• WHAT THE EXERCISE ASKS:
Please look for the string "cells" below and report every line in which it occurs.

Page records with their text
*****

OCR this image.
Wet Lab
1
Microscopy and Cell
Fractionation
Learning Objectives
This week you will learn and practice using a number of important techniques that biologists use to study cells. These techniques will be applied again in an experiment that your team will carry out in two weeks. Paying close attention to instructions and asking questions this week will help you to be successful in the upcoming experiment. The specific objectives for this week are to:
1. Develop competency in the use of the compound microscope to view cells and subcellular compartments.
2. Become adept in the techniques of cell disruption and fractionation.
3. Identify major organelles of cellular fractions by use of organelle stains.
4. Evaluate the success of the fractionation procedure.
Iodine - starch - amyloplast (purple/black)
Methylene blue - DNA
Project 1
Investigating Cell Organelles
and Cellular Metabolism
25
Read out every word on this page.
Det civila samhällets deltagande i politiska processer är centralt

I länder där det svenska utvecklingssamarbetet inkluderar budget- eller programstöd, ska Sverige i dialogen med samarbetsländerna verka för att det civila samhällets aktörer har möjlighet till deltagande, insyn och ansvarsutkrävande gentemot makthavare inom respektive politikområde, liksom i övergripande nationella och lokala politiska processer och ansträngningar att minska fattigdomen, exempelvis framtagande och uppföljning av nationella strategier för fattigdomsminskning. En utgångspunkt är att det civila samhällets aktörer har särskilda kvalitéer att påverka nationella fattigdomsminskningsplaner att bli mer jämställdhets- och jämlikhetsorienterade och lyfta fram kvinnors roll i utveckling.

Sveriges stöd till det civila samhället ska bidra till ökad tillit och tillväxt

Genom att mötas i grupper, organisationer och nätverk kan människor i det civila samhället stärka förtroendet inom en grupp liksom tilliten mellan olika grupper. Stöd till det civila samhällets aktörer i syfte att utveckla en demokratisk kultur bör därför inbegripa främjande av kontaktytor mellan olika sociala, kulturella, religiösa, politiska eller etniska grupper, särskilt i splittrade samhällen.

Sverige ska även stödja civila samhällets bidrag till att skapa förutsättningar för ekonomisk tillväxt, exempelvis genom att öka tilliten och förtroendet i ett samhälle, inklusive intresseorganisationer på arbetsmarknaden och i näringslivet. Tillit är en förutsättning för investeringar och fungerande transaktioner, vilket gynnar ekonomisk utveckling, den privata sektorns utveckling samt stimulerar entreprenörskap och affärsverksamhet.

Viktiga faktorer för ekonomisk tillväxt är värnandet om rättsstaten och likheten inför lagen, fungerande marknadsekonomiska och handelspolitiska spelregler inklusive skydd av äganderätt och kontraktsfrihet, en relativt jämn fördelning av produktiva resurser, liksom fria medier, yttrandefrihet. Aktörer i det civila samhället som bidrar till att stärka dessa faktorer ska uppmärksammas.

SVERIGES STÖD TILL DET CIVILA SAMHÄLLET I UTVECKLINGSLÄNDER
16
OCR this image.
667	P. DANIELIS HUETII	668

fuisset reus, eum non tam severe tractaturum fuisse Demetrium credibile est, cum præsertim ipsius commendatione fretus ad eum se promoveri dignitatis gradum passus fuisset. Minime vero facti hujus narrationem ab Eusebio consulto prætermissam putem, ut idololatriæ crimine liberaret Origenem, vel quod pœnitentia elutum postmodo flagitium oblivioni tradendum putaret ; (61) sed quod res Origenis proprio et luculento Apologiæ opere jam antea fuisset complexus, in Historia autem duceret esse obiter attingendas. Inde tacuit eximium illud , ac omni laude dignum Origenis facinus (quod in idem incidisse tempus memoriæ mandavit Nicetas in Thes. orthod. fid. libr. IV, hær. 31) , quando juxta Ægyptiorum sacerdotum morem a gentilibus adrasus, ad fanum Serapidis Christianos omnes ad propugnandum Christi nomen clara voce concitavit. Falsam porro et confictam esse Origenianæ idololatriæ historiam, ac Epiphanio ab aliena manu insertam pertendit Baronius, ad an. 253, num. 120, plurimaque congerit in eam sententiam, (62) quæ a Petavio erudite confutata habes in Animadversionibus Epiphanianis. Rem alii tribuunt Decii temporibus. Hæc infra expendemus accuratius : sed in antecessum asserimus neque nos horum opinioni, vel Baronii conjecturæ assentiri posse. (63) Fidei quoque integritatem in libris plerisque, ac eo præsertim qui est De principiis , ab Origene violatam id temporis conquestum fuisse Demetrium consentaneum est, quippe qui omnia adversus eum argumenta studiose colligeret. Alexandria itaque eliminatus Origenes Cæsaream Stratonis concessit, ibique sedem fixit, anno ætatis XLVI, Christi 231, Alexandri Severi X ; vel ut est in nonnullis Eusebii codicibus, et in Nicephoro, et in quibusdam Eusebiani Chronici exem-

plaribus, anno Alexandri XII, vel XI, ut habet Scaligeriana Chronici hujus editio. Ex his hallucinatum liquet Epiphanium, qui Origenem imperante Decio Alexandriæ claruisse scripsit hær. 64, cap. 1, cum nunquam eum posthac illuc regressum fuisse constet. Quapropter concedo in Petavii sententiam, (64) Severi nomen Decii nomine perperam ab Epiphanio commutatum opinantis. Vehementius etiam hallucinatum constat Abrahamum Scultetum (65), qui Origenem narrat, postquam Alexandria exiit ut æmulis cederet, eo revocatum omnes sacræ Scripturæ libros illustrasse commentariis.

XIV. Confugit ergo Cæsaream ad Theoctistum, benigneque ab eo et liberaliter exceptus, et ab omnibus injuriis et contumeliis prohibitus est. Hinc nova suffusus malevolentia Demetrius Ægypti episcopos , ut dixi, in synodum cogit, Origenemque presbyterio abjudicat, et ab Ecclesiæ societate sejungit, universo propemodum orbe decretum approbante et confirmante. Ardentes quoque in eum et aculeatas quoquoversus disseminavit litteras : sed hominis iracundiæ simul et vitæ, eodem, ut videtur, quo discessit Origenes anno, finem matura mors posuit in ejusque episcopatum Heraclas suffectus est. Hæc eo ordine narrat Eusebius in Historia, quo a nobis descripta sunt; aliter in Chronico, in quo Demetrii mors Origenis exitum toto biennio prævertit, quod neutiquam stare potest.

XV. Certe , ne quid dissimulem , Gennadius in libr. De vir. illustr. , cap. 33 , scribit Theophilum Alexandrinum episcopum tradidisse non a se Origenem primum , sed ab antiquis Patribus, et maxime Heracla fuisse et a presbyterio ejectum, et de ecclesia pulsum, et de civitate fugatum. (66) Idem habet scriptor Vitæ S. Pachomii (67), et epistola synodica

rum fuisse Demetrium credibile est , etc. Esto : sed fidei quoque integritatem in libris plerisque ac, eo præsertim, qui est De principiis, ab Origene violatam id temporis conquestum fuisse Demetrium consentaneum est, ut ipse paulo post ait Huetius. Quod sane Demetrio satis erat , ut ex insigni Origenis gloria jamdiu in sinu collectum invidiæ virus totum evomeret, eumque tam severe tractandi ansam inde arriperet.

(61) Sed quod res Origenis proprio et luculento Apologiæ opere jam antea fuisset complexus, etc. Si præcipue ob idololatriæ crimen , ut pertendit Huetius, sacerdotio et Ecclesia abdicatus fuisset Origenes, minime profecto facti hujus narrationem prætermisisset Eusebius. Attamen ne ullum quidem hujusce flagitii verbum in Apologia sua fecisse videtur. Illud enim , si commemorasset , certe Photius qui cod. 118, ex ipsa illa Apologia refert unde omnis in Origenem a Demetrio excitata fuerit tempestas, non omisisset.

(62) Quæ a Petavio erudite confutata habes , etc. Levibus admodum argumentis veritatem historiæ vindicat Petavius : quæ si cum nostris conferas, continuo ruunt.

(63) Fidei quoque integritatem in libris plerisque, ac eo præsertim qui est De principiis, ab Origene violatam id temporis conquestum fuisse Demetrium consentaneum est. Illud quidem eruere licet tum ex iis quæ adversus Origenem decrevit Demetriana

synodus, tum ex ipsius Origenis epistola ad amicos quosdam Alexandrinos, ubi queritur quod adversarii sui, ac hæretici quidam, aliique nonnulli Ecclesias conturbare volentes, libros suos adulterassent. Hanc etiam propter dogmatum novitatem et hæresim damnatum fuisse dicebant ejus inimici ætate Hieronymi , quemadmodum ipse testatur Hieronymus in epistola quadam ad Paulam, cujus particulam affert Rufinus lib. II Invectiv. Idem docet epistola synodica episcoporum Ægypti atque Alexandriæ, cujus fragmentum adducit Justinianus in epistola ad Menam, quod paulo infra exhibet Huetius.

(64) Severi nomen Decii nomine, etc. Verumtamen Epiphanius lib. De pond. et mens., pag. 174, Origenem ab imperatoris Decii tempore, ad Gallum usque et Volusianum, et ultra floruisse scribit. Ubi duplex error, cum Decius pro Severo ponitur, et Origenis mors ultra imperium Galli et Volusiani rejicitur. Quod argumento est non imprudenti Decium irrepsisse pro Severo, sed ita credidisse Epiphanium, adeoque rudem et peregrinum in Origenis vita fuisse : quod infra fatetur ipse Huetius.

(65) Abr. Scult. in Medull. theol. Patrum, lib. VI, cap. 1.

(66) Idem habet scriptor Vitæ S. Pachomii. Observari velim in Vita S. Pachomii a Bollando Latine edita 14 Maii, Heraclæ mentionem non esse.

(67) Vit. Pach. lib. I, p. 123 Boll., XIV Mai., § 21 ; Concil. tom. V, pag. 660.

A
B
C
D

*****

• THE ANSWER:
This week you will learn and practice using a number of important techniques that biologists use to study cells. These techniques will be applied again in an experiment that your team will carry out in two weeks. Paying close attention to instructions and asking questions this week will help you to be successful in the upcoming experiment. The specific objectives for this week are to:
1. Develop competency in the use of the compound microscope to view cells and subcellular compartments.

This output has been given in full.